Extract to read |

↓↓↓

A Bradford County jury on Wednesday found the state Department of Children and Families 100 percent at fault in the death of a 3-year-old girl left in an abusive home.
Ciara Floyd, 3, was beaten to death by her mother's boyfriend in 1996, a month after the girl's father took her to a hospital with bruises on her chest and back. A state child abuse investigator said there was not enough evidence to remove the child from her mother's home.
The boyfriend, Larry Christopher Noegel, pleaded guilty to second-degree murder and was sentenced to 30 years in prison.
Jurors awarded $250,000 to Ciara's father, William Floyd.
DCF's lawyer, Deputy Attorney General Denis Dean, argued that the investigator had no recourse but to leave Ciara with her mother, because there was no doctor's report indicating abuse.
But Floyd's attorney, Val Bates, argued that the bruises, an earlier admission to domestic battery by her mother's boyfriend and a verified abuse report involving another child should have prompted Ciara's removal.
DCF is "exploring our legal options" regarding a possible appeal, spokesman Tim Bottcher said in a statement.
Recaptured jail escapee also faces murder charge
LA BELLE _ Authorities a Hendry County jail escapee who was caught early Wednesday likely killed a prominent businessman while on the run.
James Robert Henderson, 19, was arrested in Muse in south Hendry County after sheriff's deputies and officers from the Florida Department of Law Enforcement cornered him.

↑↑↑

Data provided |
↓↓↓

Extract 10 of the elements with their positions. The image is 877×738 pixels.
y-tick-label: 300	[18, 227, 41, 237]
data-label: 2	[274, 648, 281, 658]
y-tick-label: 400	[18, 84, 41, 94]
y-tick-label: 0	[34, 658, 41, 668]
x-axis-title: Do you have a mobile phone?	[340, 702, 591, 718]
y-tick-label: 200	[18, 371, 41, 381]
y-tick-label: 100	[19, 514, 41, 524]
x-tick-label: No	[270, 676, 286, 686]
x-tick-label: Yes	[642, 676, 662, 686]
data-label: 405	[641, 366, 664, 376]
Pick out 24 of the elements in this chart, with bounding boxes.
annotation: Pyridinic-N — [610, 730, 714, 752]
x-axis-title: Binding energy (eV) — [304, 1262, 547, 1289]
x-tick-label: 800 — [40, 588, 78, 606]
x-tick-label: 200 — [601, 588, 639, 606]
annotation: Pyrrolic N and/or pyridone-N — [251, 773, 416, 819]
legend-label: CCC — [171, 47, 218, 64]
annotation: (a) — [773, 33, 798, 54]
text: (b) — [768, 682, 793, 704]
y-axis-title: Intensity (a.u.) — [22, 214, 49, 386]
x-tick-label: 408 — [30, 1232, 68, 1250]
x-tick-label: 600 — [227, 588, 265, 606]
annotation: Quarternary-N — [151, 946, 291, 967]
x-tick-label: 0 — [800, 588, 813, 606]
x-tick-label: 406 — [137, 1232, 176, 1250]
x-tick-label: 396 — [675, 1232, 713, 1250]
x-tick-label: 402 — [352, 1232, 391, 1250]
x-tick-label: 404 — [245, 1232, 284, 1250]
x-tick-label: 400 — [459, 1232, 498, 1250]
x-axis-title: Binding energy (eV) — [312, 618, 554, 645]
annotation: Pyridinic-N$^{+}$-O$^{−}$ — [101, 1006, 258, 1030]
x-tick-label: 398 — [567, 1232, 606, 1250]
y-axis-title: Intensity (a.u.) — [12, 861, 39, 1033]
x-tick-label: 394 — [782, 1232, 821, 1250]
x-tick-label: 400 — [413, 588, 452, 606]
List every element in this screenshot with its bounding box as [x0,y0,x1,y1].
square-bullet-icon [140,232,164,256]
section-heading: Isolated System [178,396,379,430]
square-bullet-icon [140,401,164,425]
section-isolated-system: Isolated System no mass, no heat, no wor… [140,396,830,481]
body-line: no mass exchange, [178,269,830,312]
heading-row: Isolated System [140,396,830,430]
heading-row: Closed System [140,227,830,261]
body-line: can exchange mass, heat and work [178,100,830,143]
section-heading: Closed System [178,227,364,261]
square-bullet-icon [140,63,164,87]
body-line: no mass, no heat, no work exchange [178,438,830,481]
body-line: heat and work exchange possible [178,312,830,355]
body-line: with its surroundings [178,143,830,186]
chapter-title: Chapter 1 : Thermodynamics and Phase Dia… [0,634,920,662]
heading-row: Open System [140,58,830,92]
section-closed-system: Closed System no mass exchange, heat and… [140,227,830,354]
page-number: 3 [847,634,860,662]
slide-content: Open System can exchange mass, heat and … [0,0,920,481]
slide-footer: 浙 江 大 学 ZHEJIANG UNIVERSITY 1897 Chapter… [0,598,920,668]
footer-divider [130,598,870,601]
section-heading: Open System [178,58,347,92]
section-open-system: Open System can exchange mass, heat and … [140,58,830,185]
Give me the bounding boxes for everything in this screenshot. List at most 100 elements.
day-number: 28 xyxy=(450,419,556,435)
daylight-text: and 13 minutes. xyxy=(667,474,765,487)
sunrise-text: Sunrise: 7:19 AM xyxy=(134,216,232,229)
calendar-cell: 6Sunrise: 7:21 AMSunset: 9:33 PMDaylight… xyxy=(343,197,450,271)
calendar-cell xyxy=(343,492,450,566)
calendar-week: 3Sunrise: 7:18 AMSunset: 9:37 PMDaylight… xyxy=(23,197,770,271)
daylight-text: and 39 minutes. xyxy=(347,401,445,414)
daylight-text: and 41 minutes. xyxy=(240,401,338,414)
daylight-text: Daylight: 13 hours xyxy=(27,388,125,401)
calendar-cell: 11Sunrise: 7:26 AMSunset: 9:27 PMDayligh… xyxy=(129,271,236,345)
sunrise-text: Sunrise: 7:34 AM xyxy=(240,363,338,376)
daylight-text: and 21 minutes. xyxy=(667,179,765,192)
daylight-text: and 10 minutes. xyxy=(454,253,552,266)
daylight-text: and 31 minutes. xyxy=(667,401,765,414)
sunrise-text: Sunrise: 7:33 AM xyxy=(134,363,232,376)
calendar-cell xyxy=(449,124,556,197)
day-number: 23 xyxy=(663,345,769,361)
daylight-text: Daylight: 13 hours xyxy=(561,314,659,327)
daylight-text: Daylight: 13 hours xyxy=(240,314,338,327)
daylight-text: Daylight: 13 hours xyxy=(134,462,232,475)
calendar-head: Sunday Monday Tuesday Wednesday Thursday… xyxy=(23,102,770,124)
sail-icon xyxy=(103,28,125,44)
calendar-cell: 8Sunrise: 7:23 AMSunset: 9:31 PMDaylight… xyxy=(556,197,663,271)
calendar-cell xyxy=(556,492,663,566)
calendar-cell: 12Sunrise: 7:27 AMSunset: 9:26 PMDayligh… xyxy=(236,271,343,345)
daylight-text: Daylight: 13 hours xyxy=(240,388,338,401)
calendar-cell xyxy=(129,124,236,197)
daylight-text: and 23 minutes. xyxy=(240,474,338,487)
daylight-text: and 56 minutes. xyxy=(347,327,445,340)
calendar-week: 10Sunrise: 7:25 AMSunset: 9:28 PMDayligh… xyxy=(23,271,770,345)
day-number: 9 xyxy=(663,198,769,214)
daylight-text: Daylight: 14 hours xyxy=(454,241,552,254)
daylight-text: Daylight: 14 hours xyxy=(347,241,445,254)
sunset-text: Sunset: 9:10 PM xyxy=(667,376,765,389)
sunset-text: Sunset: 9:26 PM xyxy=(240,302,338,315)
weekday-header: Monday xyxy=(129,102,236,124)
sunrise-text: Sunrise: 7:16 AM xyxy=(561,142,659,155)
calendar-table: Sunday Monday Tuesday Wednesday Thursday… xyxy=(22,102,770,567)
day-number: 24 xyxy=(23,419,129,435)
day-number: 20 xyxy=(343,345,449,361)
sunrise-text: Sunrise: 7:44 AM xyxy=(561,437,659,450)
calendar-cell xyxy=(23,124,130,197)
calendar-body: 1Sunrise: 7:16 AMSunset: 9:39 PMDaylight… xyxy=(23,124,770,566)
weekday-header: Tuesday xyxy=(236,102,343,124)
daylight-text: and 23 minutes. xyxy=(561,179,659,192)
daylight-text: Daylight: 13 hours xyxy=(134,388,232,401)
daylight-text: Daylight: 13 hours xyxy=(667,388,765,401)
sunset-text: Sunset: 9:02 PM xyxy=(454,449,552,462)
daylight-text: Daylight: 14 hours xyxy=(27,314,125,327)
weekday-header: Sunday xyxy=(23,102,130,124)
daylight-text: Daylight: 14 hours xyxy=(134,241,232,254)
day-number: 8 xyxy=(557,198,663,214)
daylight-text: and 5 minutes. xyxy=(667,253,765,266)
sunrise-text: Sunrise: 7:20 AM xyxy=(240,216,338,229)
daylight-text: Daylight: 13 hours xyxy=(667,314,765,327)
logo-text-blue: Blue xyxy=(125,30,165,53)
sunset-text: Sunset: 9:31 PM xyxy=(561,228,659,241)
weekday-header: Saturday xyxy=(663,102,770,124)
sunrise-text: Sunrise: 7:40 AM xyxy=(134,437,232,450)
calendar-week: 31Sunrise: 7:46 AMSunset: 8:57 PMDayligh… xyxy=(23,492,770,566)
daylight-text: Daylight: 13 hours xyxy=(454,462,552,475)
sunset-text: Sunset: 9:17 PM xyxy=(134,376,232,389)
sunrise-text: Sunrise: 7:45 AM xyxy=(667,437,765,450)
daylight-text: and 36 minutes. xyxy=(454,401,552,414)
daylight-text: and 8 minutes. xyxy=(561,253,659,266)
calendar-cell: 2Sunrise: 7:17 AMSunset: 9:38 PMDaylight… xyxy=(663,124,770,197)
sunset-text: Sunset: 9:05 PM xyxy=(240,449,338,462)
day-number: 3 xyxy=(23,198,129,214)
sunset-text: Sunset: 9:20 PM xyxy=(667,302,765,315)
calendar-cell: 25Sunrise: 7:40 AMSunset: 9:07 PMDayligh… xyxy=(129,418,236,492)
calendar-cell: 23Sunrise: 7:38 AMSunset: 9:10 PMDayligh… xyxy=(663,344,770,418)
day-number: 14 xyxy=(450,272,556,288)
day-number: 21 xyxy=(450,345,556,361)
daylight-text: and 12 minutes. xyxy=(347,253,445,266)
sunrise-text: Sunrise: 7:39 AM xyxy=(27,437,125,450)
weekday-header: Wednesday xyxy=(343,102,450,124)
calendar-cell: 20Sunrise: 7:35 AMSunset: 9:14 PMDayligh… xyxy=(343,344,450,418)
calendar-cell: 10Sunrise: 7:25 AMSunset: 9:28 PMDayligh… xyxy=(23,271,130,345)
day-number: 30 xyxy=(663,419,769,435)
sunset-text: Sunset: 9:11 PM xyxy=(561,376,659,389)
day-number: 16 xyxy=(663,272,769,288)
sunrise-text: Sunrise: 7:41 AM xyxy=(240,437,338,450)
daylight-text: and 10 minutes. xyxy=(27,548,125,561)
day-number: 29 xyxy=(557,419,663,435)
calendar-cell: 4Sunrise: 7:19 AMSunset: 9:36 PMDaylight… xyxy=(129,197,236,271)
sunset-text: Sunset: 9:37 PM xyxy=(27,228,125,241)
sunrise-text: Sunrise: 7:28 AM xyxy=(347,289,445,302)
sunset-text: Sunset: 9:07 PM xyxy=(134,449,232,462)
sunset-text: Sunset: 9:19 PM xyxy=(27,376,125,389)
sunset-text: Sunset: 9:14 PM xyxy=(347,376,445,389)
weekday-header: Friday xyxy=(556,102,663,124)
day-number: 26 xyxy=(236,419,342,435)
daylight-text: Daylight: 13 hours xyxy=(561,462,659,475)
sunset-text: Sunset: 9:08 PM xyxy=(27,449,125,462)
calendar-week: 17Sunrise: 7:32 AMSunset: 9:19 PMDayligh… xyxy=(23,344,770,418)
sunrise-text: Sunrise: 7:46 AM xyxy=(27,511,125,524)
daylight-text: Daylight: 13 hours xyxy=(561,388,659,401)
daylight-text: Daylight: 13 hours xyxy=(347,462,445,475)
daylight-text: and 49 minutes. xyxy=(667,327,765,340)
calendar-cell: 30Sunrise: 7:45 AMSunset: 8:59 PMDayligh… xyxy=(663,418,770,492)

↑↑↑

Task details |
In the news briefs, reproduce word for word the passage that opens with the words containing "The boyfriend, Larry" and closes with "prompted Ciara's removal.".

Answer to the problem |
The boyfriend, Larry Christopher Noegel, pleaded guilty to second-degree murder and was sentenced to 30 years in prison.
Jurors awarded $250,000 to Ciara's father, William Floyd.
DCF's lawyer, Deputy Attorney General Denis Dean, argued that the investigator had no recourse but to leave Ciara with her mother, because there was no doctor's report indicating abuse.
But Floyd's attorney, Val Bates, argued that the bruises, an earlier admission to domestic battery by her mother's boyfriend and a verified abuse report involving another child should have prompted Ciara's removal.